• [Task] Copy the lines below as they are; omit the images they contain.

┌─ Exercise data

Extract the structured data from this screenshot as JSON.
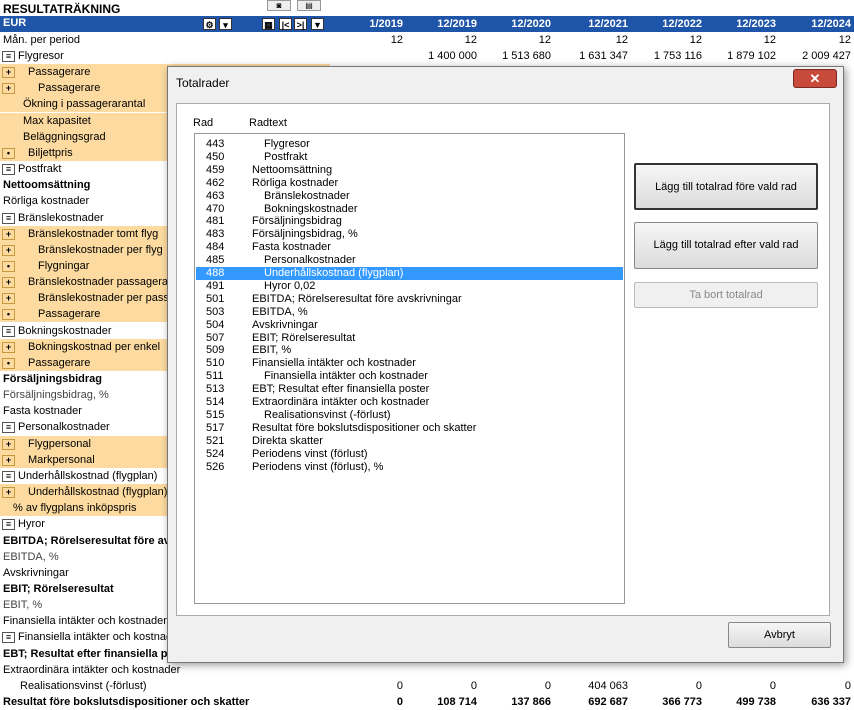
{
  "sheet": {
    "title": "RESULTATRÄKNING",
    "currency": "EUR",
    "col_headers": [
      "1/2019",
      "12/2019",
      "12/2020",
      "12/2021",
      "12/2022",
      "12/2023",
      "12/2024"
    ],
    "man_label": "Mån. per period",
    "man_values": [
      "12",
      "12",
      "12",
      "12",
      "12",
      "12",
      "12"
    ],
    "rows": [
      {
        "label": "Flygresor",
        "btn": "≡",
        "values": [
          "",
          "1 400 000",
          "1 513 680",
          "1 631 347",
          "1 753 116",
          "1 879 102",
          "2 009 427"
        ]
      },
      {
        "label": "Passagerare",
        "btn": "+"
      },
      {
        "label": "Passagerare",
        "btn": "+"
      },
      {
        "label": "Ökning i passagerarantal"
      },
      {
        "label": "Max kapasitet"
      },
      {
        "label": "Beläggningsgrad"
      },
      {
        "label": "Biljettpris",
        "btn": "•"
      },
      {
        "label": "Postfrakt",
        "btn": "≡"
      },
      {
        "label": "Nettoomsättning"
      },
      {
        "label": "Rörliga kostnader"
      },
      {
        "label": "Bränslekostnader",
        "btn": "≡"
      },
      {
        "label": "Bränslekostnader tomt flyg",
        "btn": "+"
      },
      {
        "label": "Bränslekostnader per flyg",
        "btn": "+"
      },
      {
        "label": "Flygningar",
        "btn": "•"
      },
      {
        "label": "Bränslekostnader passagerare",
        "btn": "+"
      },
      {
        "label": "Bränslekostnader per passagerare",
        "btn": "+"
      },
      {
        "label": "Passagerare",
        "btn": "•"
      },
      {
        "label": "Bokningskostnader",
        "btn": "≡"
      },
      {
        "label": "Bokningskostnad per enkel",
        "btn": "+"
      },
      {
        "label": "Passagerare",
        "btn": "•"
      },
      {
        "label": "Försäljningsbidrag"
      },
      {
        "label": "Försäljningsbidrag, %"
      },
      {
        "label": "Fasta kostnader"
      },
      {
        "label": "Personalkostnader",
        "btn": "≡"
      },
      {
        "label": "Flygpersonal",
        "btn": "+"
      },
      {
        "label": "Markpersonal",
        "btn": "+"
      },
      {
        "label": "Underhållskostnad (flygplan)",
        "btn": "≡"
      },
      {
        "label": "Underhållskostnad (flygplan)",
        "btn": "+"
      },
      {
        "label": "% av flygplans inköpspris"
      },
      {
        "label": "Hyror",
        "btn": "≡"
      },
      {
        "label": "EBITDA; Rörelseresultat före avskrivningar"
      },
      {
        "label": "EBITDA, %"
      },
      {
        "label": "Avskrivningar"
      },
      {
        "label": "EBIT; Rörelseresultat"
      },
      {
        "label": "EBIT, %"
      },
      {
        "label": "Finansiella intäkter och kostnader"
      },
      {
        "label": "Finansiella intäkter och kostnader",
        "btn": "≡"
      },
      {
        "label": "EBT; Resultat efter finansiella poster"
      },
      {
        "label": "Extraordinära intäkter och kostnader"
      },
      {
        "label": "Realisationsvinst (-förlust)",
        "values": [
          "0",
          "0",
          "0",
          "404 063",
          "0",
          "0",
          "0"
        ]
      },
      {
        "label": "Resultat före bokslutsdispositioner och skatter",
        "values": [
          "0",
          "108 714",
          "137 866",
          "692 687",
          "366 773",
          "499 738",
          "636 337"
        ]
      }
    ]
  },
  "dialog": {
    "title": "Totalrader",
    "close": "✕",
    "col_rad": "Rad",
    "col_text": "Radtext",
    "items": [
      {
        "rad": "443",
        "text": "Flygresor",
        "indent": 1
      },
      {
        "rad": "450",
        "text": "Postfrakt",
        "indent": 1
      },
      {
        "rad": "459",
        "text": "Nettoomsättning",
        "indent": 0
      },
      {
        "rad": "462",
        "text": "Rörliga kostnader",
        "indent": 0
      },
      {
        "rad": "463",
        "text": "Bränslekostnader",
        "indent": 1
      },
      {
        "rad": "470",
        "text": "Bokningskostnader",
        "indent": 1
      },
      {
        "rad": "481",
        "text": "Försäljningsbidrag",
        "indent": 0
      },
      {
        "rad": "483",
        "text": "Försäljningsbidrag, %",
        "indent": 0
      },
      {
        "rad": "484",
        "text": "Fasta kostnader",
        "indent": 0
      },
      {
        "rad": "485",
        "text": "Personalkostnader",
        "indent": 1
      },
      {
        "rad": "488",
        "text": "Underhållskostnad (flygplan)",
        "indent": 1,
        "selected": true
      },
      {
        "rad": "491",
        "text": "Hyror 0,02",
        "indent": 1
      },
      {
        "rad": "501",
        "text": "EBITDA; Rörelseresultat före avskrivningar",
        "indent": 0
      },
      {
        "rad": "503",
        "text": "EBITDA, %",
        "indent": 0
      },
      {
        "rad": "504",
        "text": "Avskrivningar",
        "indent": 0
      },
      {
        "rad": "507",
        "text": "EBIT; Rörelseresultat",
        "indent": 0
      },
      {
        "rad": "509",
        "text": "EBIT, %",
        "indent": 0
      },
      {
        "rad": "510",
        "text": "Finansiella intäkter och kostnader",
        "indent": 0
      },
      {
        "rad": "511",
        "text": "Finansiella intäkter och kostnader",
        "indent": 1
      },
      {
        "rad": "513",
        "text": "EBT; Resultat efter finansiella poster",
        "indent": 0
      },
      {
        "rad": "514",
        "text": "Extraordinära intäkter och kostnader",
        "indent": 0
      },
      {
        "rad": "515",
        "text": "Realisationsvinst (-förlust)",
        "indent": 1
      },
      {
        "rad": "517",
        "text": "Resultat före bokslutsdispositioner och skatter",
        "indent": 0
      },
      {
        "rad": "521",
        "text": "Direkta skatter",
        "indent": 0
      },
      {
        "rad": "524",
        "text": "Periodens vinst (förlust)",
        "indent": 0
      },
      {
        "rad": "526",
        "text": "Periodens vinst (förlust), %",
        "indent": 0
      }
    ],
    "btn_before": "Lägg till totalrad före vald rad",
    "btn_after": "Lägg till totalrad efter vald rad",
    "btn_remove": "Ta bort totalrad",
    "btn_cancel": "Avbryt"
  }
}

└─

• [Exercise output]
Extract the structured data from this screenshot as JSON.
{
  "sheet": {
    "title": "RESULTATRÄKNING",
    "currency": "EUR",
    "col_headers": [
      "1/2019",
      "12/2019",
      "12/2020",
      "12/2021",
      "12/2022",
      "12/2023",
      "12/2024"
    ],
    "man_label": "Mån. per period",
    "man_values": [
      "12",
      "12",
      "12",
      "12",
      "12",
      "12",
      "12"
    ],
    "rows": [
      {
        "label": "Flygresor",
        "btn": "≡",
        "values": [
          "",
          "1 400 000",
          "1 513 680",
          "1 631 347",
          "1 753 116",
          "1 879 102",
          "2 009 427"
        ]
      },
      {
        "label": "Passagerare",
        "btn": "+"
      },
      {
        "label": "Passagerare",
        "btn": "+"
      },
      {
        "label": "Ökning i passagerarantal"
      },
      {
        "label": "Max kapasitet"
      },
      {
        "label": "Beläggningsgrad"
      },
      {
        "label": "Biljettpris",
        "btn": "•"
      },
      {
        "label": "Postfrakt",
        "btn": "≡"
      },
      {
        "label": "Nettoomsättning"
      },
      {
        "label": "Rörliga kostnader"
      },
      {
        "label": "Bränslekostnader",
        "btn": "≡"
      },
      {
        "label": "Bränslekostnader tomt flyg",
        "btn": "+"
      },
      {
        "label": "Bränslekostnader per flyg",
        "btn": "+"
      },
      {
        "label": "Flygningar",
        "btn": "•"
      },
      {
        "label": "Bränslekostnader passagerare",
        "btn": "+"
      },
      {
        "label": "Bränslekostnader per passagerare",
        "btn": "+"
      },
      {
        "label": "Passagerare",
        "btn": "•"
      },
      {
        "label": "Bokningskostnader",
        "btn": "≡"
      },
      {
        "label": "Bokningskostnad per enkel",
        "btn": "+"
      },
      {
        "label": "Passagerare",
        "btn": "•"
      },
      {
        "label": "Försäljningsbidrag"
      },
      {
        "label": "Försäljningsbidrag, %"
      },
      {
        "label": "Fasta kostnader"
      },
      {
        "label": "Personalkostnader",
        "btn": "≡"
      },
      {
        "label": "Flygpersonal",
        "btn": "+"
      },
      {
        "label": "Markpersonal",
        "btn": "+"
      },
      {
        "label": "Underhållskostnad (flygplan)",
        "btn": "≡"
      },
      {
        "label": "Underhållskostnad (flygplan)",
        "btn": "+"
      },
      {
        "label": "% av flygplans inköpspris"
      },
      {
        "label": "Hyror",
        "btn": "≡"
      },
      {
        "label": "EBITDA; Rörelseresultat före avskrivningar"
      },
      {
        "label": "EBITDA, %"
      },
      {
        "label": "Avskrivningar"
      },
      {
        "label": "EBIT; Rörelseresultat"
      },
      {
        "label": "EBIT, %"
      },
      {
        "label": "Finansiella intäkter och kostnader"
      },
      {
        "label": "Finansiella intäkter och kostnader",
        "btn": "≡"
      },
      {
        "label": "EBT; Resultat efter finansiella poster"
      },
      {
        "label": "Extraordinära intäkter och kostnader"
      },
      {
        "label": "Realisationsvinst (-förlust)",
        "values": [
          "0",
          "0",
          "0",
          "404 063",
          "0",
          "0",
          "0"
        ]
      },
      {
        "label": "Resultat före bokslutsdispositioner och skatter",
        "values": [
          "0",
          "108 714",
          "137 866",
          "692 687",
          "366 773",
          "499 738",
          "636 337"
        ]
      }
    ]
  },
  "dialog": {
    "title": "Totalrader",
    "close": "✕",
    "col_rad": "Rad",
    "col_text": "Radtext",
    "items": [
      {
        "rad": "443",
        "text": "Flygresor",
        "indent": 1
      },
      {
        "rad": "450",
        "text": "Postfrakt",
        "indent": 1
      },
      {
        "rad": "459",
        "text": "Nettoomsättning",
        "indent": 0
      },
      {
        "rad": "462",
        "text": "Rörliga kostnader",
        "indent": 0
      },
      {
        "rad": "463",
        "text": "Bränslekostnader",
        "indent": 1
      },
      {
        "rad": "470",
        "text": "Bokningskostnader",
        "indent": 1
      },
      {
        "rad": "481",
        "text": "Försäljningsbidrag",
        "indent": 0
      },
      {
        "rad": "483",
        "text": "Försäljningsbidrag, %",
        "indent": 0
      },
      {
        "rad": "484",
        "text": "Fasta kostnader",
        "indent": 0
      },
      {
        "rad": "485",
        "text": "Personalkostnader",
        "indent": 1
      },
      {
        "rad": "488",
        "text": "Underhållskostnad (flygplan)",
        "indent": 1,
        "selected": true
      },
      {
        "rad": "491",
        "text": "Hyror 0,02",
        "indent": 1
      },
      {
        "rad": "501",
        "text": "EBITDA; Rörelseresultat före avskrivningar",
        "indent": 0
      },
      {
        "rad": "503",
        "text": "EBITDA, %",
        "indent": 0
      },
      {
        "rad": "504",
        "text": "Avskrivningar",
        "indent": 0
      },
      {
        "rad": "507",
        "text": "EBIT; Rörelseresultat",
        "indent": 0
      },
      {
        "rad": "509",
        "text": "EBIT, %",
        "indent": 0
      },
      {
        "rad": "510",
        "text": "Finansiella intäkter och kostnader",
        "indent": 0
      },
      {
        "rad": "511",
        "text": "Finansiella intäkter och kostnader",
        "indent": 1
      },
      {
        "rad": "513",
        "text": "EBT; Resultat efter finansiella poster",
        "indent": 0
      },
      {
        "rad": "514",
        "text": "Extraordinära intäkter och kostnader",
        "indent": 0
      },
      {
        "rad": "515",
        "text": "Realisationsvinst (-förlust)",
        "indent": 1
      },
      {
        "rad": "517",
        "text": "Resultat före bokslutsdispositioner och skatter",
        "indent": 0
      },
      {
        "rad": "521",
        "text": "Direkta skatter",
        "indent": 0
      },
      {
        "rad": "524",
        "text": "Periodens vinst (förlust)",
        "indent": 0
      },
      {
        "rad": "526",
        "text": "Periodens vinst (förlust), %",
        "indent": 0
      }
    ],
    "btn_before": "Lägg till totalrad före vald rad",
    "btn_after": "Lägg till totalrad efter vald rad",
    "btn_remove": "Ta bort totalrad",
    "btn_cancel": "Avbryt"
  }
}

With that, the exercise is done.